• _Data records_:
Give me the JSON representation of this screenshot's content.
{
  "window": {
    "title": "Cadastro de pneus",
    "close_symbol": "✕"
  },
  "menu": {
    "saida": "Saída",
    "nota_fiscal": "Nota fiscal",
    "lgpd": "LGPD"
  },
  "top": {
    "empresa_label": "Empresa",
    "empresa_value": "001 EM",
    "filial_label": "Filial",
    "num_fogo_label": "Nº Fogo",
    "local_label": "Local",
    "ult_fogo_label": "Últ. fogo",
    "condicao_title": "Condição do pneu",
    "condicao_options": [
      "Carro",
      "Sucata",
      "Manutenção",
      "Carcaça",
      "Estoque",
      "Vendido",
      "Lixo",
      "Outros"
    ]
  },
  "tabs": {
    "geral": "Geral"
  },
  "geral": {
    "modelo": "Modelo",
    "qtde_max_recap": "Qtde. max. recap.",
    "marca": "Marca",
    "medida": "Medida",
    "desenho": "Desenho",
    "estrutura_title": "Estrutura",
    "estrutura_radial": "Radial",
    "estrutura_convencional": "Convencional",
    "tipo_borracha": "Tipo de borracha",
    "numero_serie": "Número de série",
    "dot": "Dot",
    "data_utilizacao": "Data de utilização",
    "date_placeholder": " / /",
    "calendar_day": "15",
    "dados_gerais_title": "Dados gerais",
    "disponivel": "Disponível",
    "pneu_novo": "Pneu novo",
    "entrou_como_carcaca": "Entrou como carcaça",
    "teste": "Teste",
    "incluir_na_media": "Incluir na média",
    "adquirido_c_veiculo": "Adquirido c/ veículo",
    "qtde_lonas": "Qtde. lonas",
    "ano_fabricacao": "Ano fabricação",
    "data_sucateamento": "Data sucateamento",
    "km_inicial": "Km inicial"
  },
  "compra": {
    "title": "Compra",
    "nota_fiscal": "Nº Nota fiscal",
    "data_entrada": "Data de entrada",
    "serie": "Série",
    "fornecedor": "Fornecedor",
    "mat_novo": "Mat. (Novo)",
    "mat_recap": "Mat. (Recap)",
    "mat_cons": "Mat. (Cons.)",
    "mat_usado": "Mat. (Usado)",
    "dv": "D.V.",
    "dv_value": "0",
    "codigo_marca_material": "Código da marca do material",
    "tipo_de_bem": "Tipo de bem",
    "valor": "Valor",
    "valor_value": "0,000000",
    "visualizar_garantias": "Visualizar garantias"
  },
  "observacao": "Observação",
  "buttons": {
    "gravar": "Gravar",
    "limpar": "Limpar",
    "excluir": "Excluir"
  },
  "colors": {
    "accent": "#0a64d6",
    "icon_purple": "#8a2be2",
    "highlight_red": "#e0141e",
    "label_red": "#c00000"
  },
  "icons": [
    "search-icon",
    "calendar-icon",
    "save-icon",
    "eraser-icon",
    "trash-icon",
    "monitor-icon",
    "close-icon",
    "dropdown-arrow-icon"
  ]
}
==
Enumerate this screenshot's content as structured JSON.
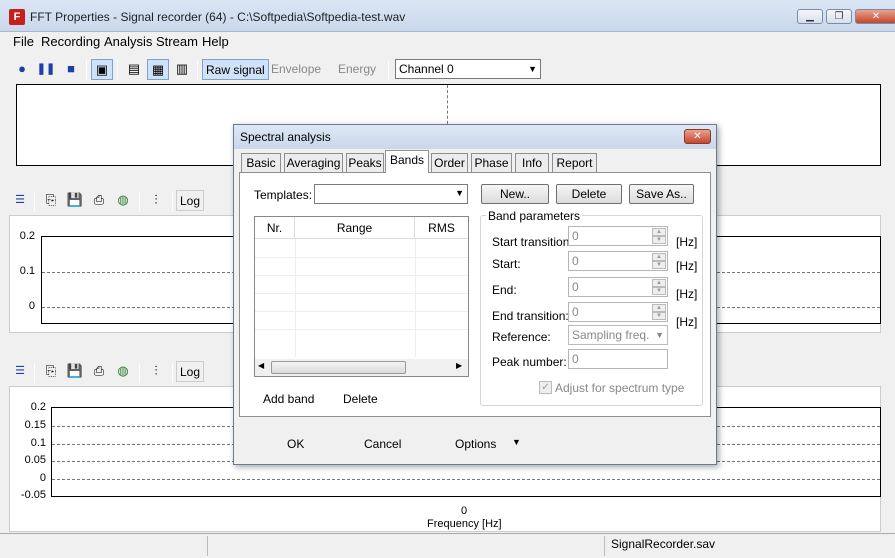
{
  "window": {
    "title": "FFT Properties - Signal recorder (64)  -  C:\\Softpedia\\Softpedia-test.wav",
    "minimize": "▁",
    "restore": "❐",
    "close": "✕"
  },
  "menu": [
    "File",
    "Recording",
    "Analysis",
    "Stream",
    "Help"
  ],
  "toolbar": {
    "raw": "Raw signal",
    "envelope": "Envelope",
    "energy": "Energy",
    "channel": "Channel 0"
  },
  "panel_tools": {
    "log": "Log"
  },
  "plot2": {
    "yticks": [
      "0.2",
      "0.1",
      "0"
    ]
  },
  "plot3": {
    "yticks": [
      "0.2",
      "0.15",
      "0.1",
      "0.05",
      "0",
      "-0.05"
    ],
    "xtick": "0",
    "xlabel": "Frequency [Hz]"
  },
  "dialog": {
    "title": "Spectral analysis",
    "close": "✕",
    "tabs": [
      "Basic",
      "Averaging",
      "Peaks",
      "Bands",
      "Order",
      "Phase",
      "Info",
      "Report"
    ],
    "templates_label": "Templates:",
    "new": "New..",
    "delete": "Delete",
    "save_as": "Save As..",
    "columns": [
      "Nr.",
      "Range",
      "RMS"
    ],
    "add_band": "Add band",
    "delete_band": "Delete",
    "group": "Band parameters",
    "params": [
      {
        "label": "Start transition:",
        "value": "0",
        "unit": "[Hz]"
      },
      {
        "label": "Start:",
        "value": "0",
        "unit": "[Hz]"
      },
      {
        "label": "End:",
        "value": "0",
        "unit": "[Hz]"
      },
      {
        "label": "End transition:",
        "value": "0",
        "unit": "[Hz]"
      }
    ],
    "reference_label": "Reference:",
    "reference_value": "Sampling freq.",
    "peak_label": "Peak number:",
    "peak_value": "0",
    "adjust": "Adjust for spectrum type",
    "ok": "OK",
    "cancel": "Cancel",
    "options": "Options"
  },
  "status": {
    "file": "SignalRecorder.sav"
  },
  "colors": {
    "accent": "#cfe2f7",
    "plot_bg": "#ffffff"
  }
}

• _Exercise objective_: Which lines contain the word "transition"? Copy each one.

• _Solved problem_:
        "label": "Start transition:",
        "label": "End transition:",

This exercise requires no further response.